**Record list**
## begin

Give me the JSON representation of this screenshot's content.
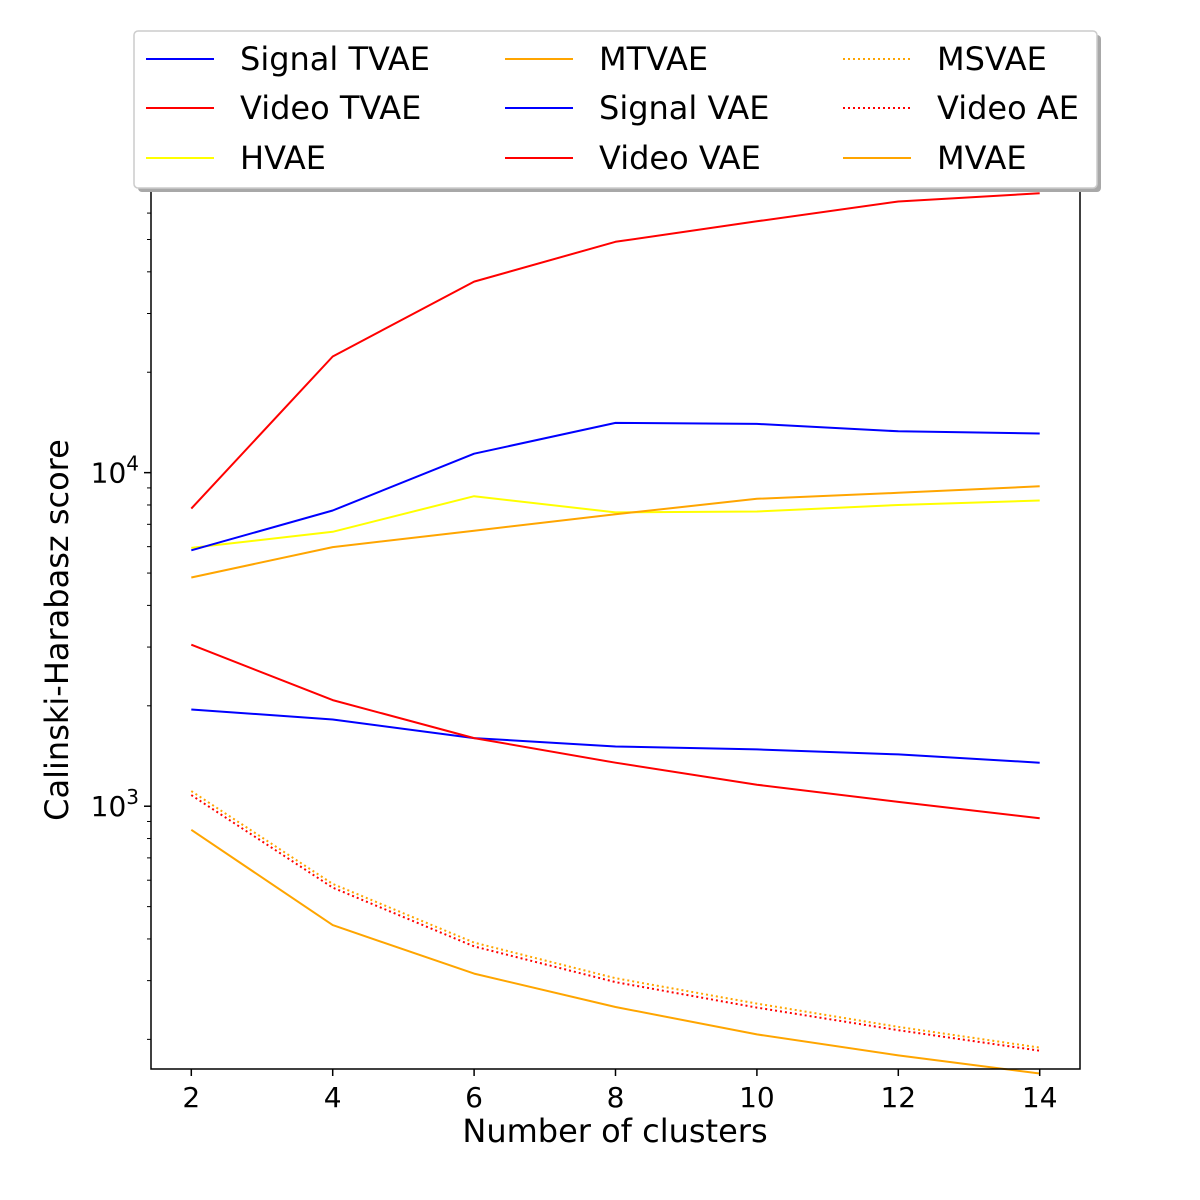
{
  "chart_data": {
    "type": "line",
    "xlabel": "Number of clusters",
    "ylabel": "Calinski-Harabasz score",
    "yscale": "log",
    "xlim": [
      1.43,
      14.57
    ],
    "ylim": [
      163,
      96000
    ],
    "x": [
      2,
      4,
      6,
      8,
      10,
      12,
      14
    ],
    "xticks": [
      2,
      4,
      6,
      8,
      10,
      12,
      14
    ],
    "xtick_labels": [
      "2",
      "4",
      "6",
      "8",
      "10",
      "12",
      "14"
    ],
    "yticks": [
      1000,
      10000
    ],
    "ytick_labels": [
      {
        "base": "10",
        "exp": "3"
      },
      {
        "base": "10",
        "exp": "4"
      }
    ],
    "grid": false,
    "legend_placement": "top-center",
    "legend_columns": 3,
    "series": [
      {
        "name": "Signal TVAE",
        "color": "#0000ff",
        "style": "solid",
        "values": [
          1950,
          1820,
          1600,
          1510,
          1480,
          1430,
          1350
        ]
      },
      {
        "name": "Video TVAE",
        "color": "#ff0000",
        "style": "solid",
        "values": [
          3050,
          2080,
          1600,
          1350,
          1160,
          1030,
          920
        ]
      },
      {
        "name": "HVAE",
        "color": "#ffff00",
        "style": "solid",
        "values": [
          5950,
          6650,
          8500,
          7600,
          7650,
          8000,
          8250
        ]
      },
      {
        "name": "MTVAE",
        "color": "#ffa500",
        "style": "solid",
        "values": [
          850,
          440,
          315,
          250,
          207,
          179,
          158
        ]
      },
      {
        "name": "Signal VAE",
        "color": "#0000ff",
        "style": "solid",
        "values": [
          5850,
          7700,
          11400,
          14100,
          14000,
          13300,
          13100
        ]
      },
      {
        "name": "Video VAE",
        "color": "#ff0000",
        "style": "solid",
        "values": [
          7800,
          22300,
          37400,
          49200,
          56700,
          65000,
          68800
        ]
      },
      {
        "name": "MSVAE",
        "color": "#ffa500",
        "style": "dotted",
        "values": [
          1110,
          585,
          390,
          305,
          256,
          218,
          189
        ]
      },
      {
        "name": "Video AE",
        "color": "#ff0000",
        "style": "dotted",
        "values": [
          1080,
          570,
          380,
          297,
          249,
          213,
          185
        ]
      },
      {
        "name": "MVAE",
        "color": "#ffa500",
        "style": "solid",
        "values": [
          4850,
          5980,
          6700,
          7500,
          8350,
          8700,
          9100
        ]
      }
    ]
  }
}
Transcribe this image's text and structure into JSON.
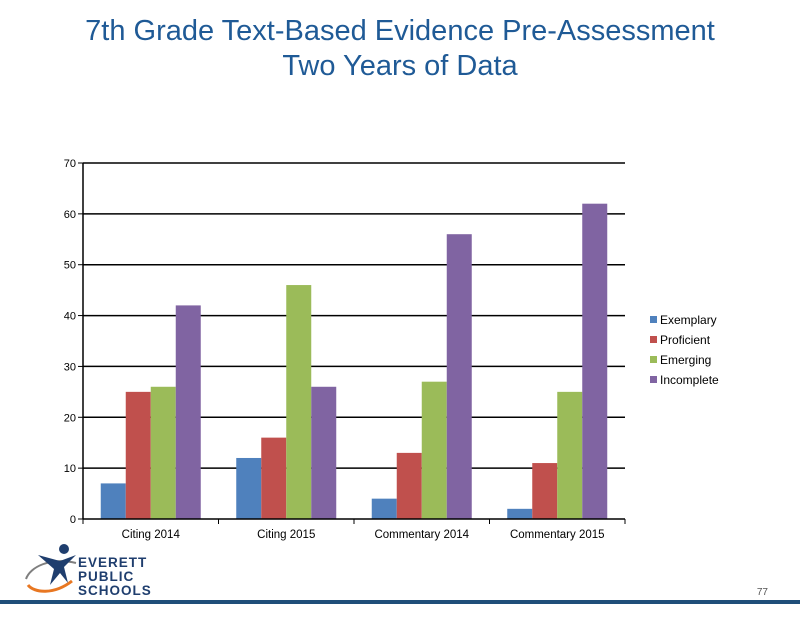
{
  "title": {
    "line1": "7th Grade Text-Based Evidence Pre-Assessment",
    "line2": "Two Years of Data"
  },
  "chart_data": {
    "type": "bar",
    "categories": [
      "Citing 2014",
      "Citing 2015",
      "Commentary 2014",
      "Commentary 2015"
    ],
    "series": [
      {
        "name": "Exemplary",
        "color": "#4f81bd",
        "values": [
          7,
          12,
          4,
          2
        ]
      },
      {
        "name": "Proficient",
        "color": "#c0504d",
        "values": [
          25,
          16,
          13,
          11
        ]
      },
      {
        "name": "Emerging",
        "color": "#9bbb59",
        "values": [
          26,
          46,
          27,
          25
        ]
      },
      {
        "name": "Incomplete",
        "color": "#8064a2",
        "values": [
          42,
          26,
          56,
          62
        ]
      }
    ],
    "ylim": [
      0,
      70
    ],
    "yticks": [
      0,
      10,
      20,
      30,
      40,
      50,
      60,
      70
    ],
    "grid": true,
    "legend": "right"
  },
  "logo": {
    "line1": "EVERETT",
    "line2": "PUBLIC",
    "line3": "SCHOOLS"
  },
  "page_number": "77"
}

## end

**Short exercise**
Make an exact copy of every record, pictures excluded.

**Task response**
Give me the JSON representation of this screenshot's content.
{
  "chart_data": {
    "type": "line",
    "xlabel": "Number of clusters",
    "ylabel": "Calinski-Harabasz score",
    "yscale": "log",
    "xlim": [
      1.43,
      14.57
    ],
    "ylim": [
      163,
      96000
    ],
    "x": [
      2,
      4,
      6,
      8,
      10,
      12,
      14
    ],
    "xticks": [
      2,
      4,
      6,
      8,
      10,
      12,
      14
    ],
    "xtick_labels": [
      "2",
      "4",
      "6",
      "8",
      "10",
      "12",
      "14"
    ],
    "yticks": [
      1000,
      10000
    ],
    "ytick_labels": [
      {
        "base": "10",
        "exp": "3"
      },
      {
        "base": "10",
        "exp": "4"
      }
    ],
    "grid": false,
    "legend_placement": "top-center",
    "legend_columns": 3,
    "series": [
      {
        "name": "Signal TVAE",
        "color": "#0000ff",
        "style": "solid",
        "values": [
          1950,
          1820,
          1600,
          1510,
          1480,
          1430,
          1350
        ]
      },
      {
        "name": "Video TVAE",
        "color": "#ff0000",
        "style": "solid",
        "values": [
          3050,
          2080,
          1600,
          1350,
          1160,
          1030,
          920
        ]
      },
      {
        "name": "HVAE",
        "color": "#ffff00",
        "style": "solid",
        "values": [
          5950,
          6650,
          8500,
          7600,
          7650,
          8000,
          8250
        ]
      },
      {
        "name": "MTVAE",
        "color": "#ffa500",
        "style": "solid",
        "values": [
          850,
          440,
          315,
          250,
          207,
          179,
          158
        ]
      },
      {
        "name": "Signal VAE",
        "color": "#0000ff",
        "style": "solid",
        "values": [
          5850,
          7700,
          11400,
          14100,
          14000,
          13300,
          13100
        ]
      },
      {
        "name": "Video VAE",
        "color": "#ff0000",
        "style": "solid",
        "values": [
          7800,
          22300,
          37400,
          49200,
          56700,
          65000,
          68800
        ]
      },
      {
        "name": "MSVAE",
        "color": "#ffa500",
        "style": "dotted",
        "values": [
          1110,
          585,
          390,
          305,
          256,
          218,
          189
        ]
      },
      {
        "name": "Video AE",
        "color": "#ff0000",
        "style": "dotted",
        "values": [
          1080,
          570,
          380,
          297,
          249,
          213,
          185
        ]
      },
      {
        "name": "MVAE",
        "color": "#ffa500",
        "style": "solid",
        "values": [
          4850,
          5980,
          6700,
          7500,
          8350,
          8700,
          9100
        ]
      }
    ]
  }
}
Transcribe this image's text and structure into JSON.
{
  "title": {
    "line1": "7th Grade Text-Based Evidence Pre-Assessment",
    "line2": "Two Years of Data"
  },
  "chart_data": {
    "type": "bar",
    "categories": [
      "Citing 2014",
      "Citing 2015",
      "Commentary 2014",
      "Commentary 2015"
    ],
    "series": [
      {
        "name": "Exemplary",
        "color": "#4f81bd",
        "values": [
          7,
          12,
          4,
          2
        ]
      },
      {
        "name": "Proficient",
        "color": "#c0504d",
        "values": [
          25,
          16,
          13,
          11
        ]
      },
      {
        "name": "Emerging",
        "color": "#9bbb59",
        "values": [
          26,
          46,
          27,
          25
        ]
      },
      {
        "name": "Incomplete",
        "color": "#8064a2",
        "values": [
          42,
          26,
          56,
          62
        ]
      }
    ],
    "ylim": [
      0,
      70
    ],
    "yticks": [
      0,
      10,
      20,
      30,
      40,
      50,
      60,
      70
    ],
    "grid": true,
    "legend": "right"
  },
  "logo": {
    "line1": "EVERETT",
    "line2": "PUBLIC",
    "line3": "SCHOOLS"
  },
  "page_number": "77"
}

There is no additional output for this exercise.